Metin Bölümü
◆ ◆ ◆

4 Şubat 2013 Pazartesi

Mark Kozelek


KARANLIK VE HÜZÜNLÜ PARÇALANMALAR
Kısaca, Mark Kozelek, Red House Painters ve Sun Kil Moon.

                                                                İllüstrasyon: Burak Beceren(Bant)       

            Mark Kozelek’in hayata dair söylediklerine bugüne kadar hep kulak verdik. Sanki yapmak istediklerimizi ama yapamadıklarımızı dile getirircesine yanında uzandık şarkılarının, başka dünyalara kaçmak istercesine… Sun Kil Moon, Red House Painters ve Mark Kozelek. Bu üçlü hayatımıza öylesine işlenmiş ki, onları öylesine kanıksamışız ki… Red House Painters ile yolculuğa başlayan Mark Kozelek’in zaman içerisinde oluşturduğu solo projeleri dışında Sun Kil Moon’un yeni albümü “April”, 1 Nisan’da piyasaya sürüldü ve sanki ilkbahar, sonbahardan çaldığı hüzünleri üstümüze yağdırdı.

◆ ◆ ◆

Verilen Veriler
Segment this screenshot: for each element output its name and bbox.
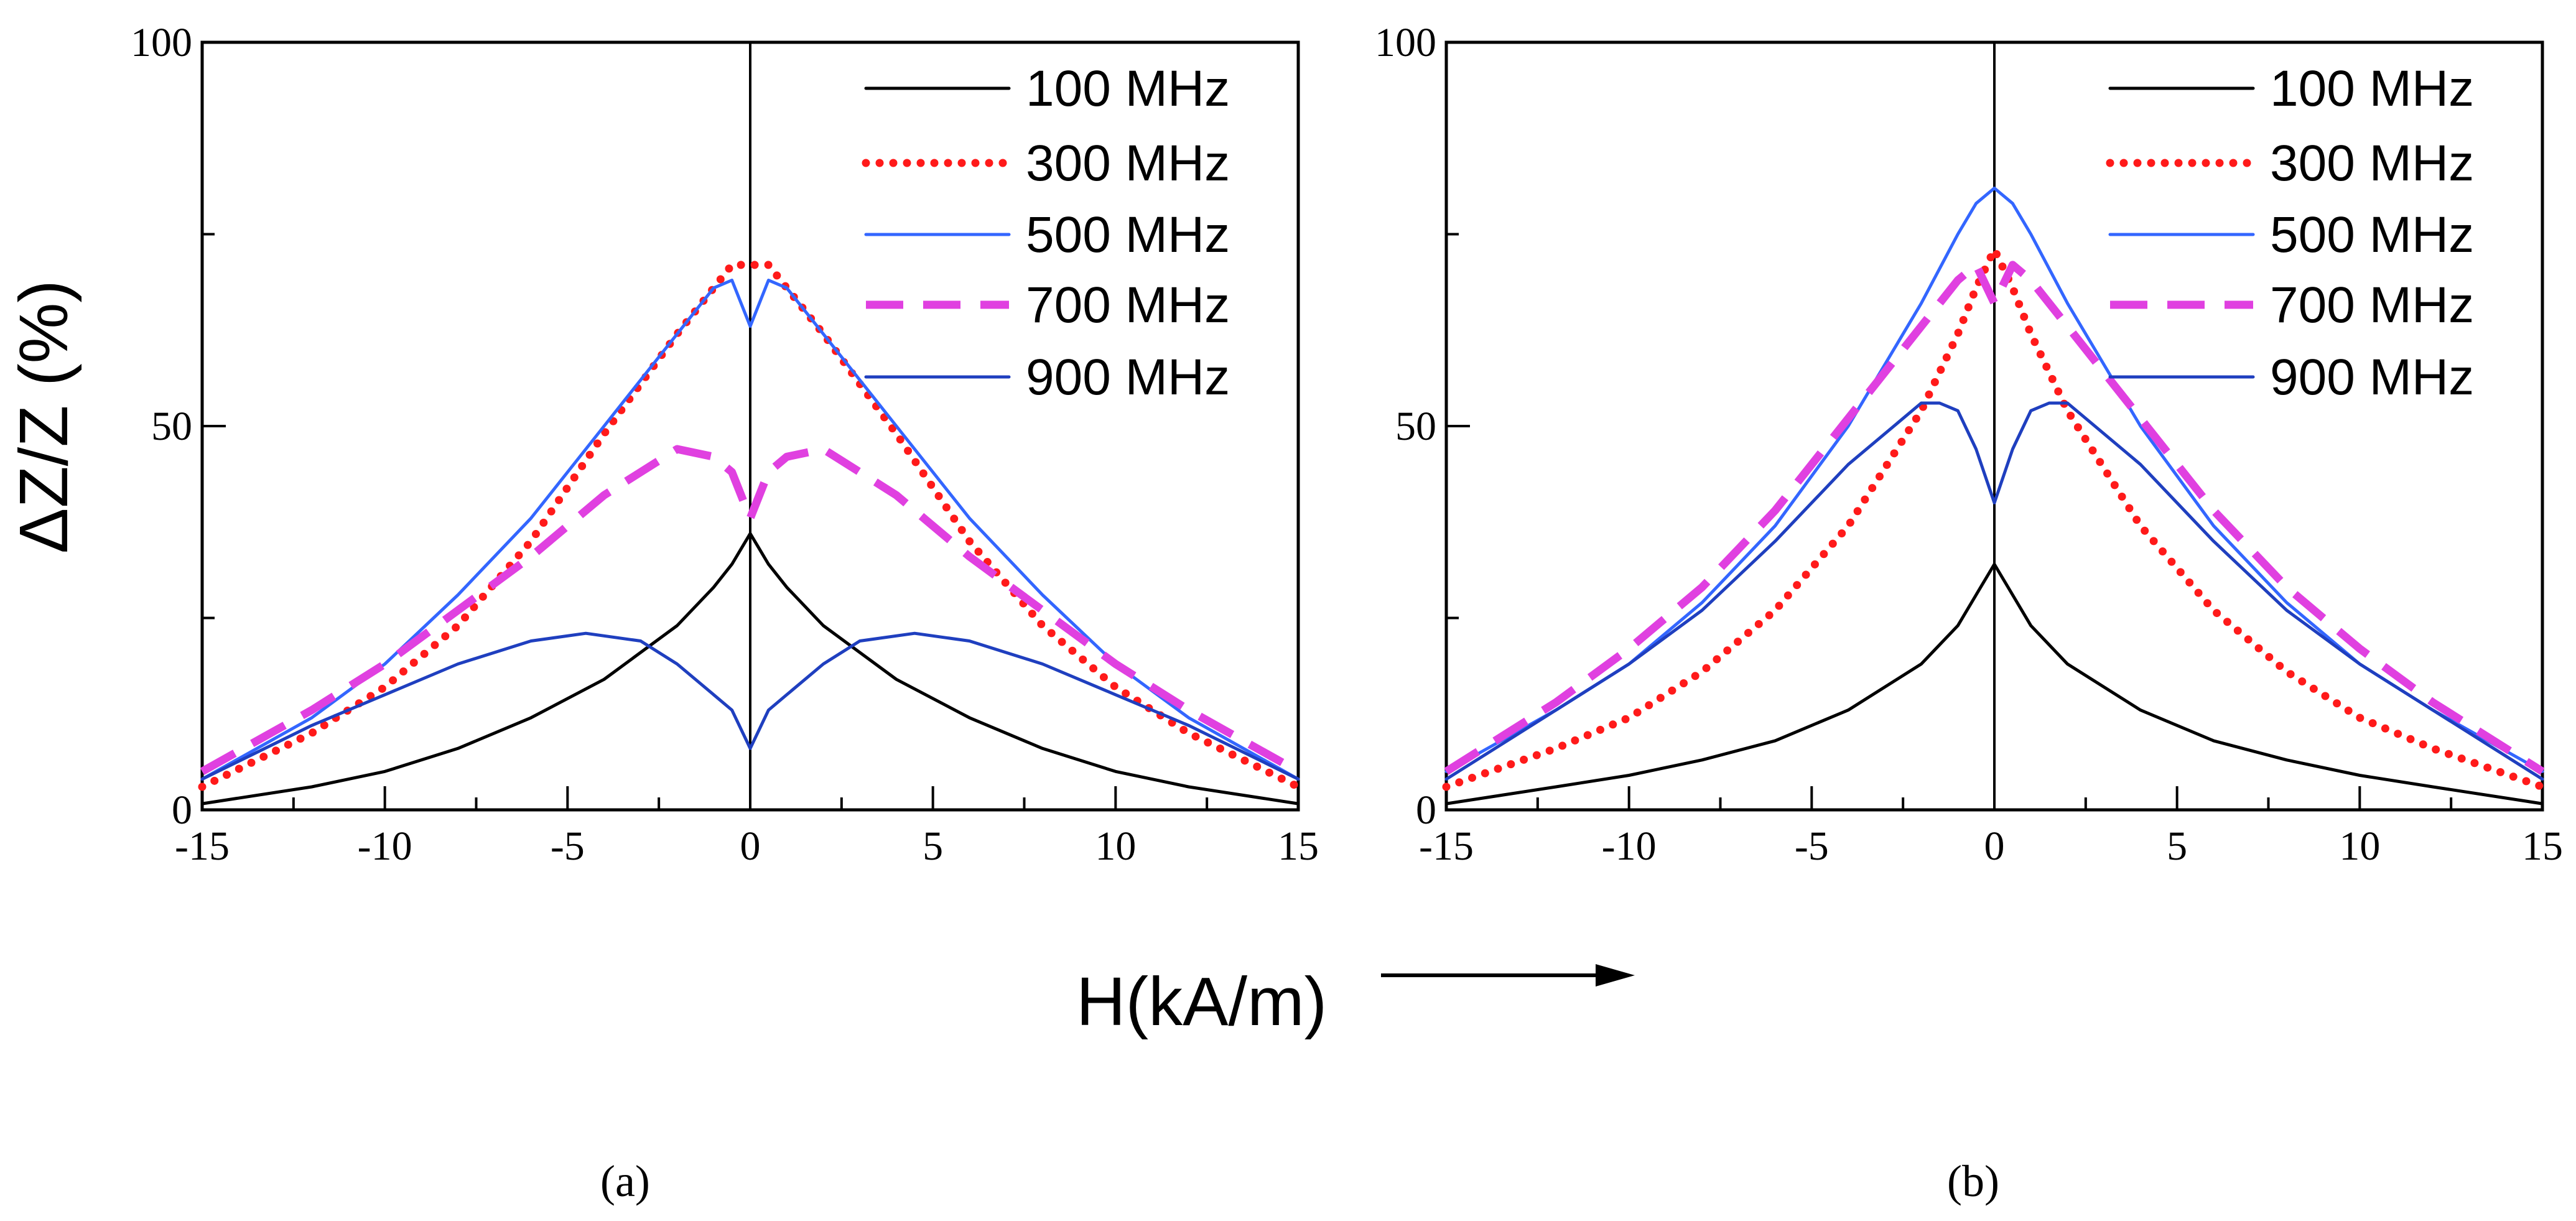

◆ ◆ ◆

Alıştırma Ayrıntıları
Mark Kozelek üzerine yazılmış metinde "Mark Kozelek’in hayata" ifadesinden "hüzünleri üstümüze yağdırdı." ifadesine kadar uzanan kısmı hiçbir değişiklik yapmadan yeniden veriniz.

Doğru Cevap
Mark Kozelek’in hayata dair söylediklerine bugüne kadar hep kulak verdik. Sanki yapmak istediklerimizi ama yapamadıklarımızı dile getirircesine yanında uzandık şarkılarının, başka dünyalara kaçmak istercesine… Sun Kil Moon, Red House Painters ve Mark Kozelek. Bu üçlü hayatımıza öylesine işlenmiş ki, onları öylesine kanıksamışız ki… Red House Painters ile yolculuğa başlayan Mark Kozelek’in zaman içerisinde oluşturduğu solo projeleri dışında Sun Kil Moon’un yeni albümü “April”, 1 Nisan’da piyasaya sürüldü ve sanki ilkbahar, sonbahardan çaldığı hüzünleri üstümüze yağdırdı.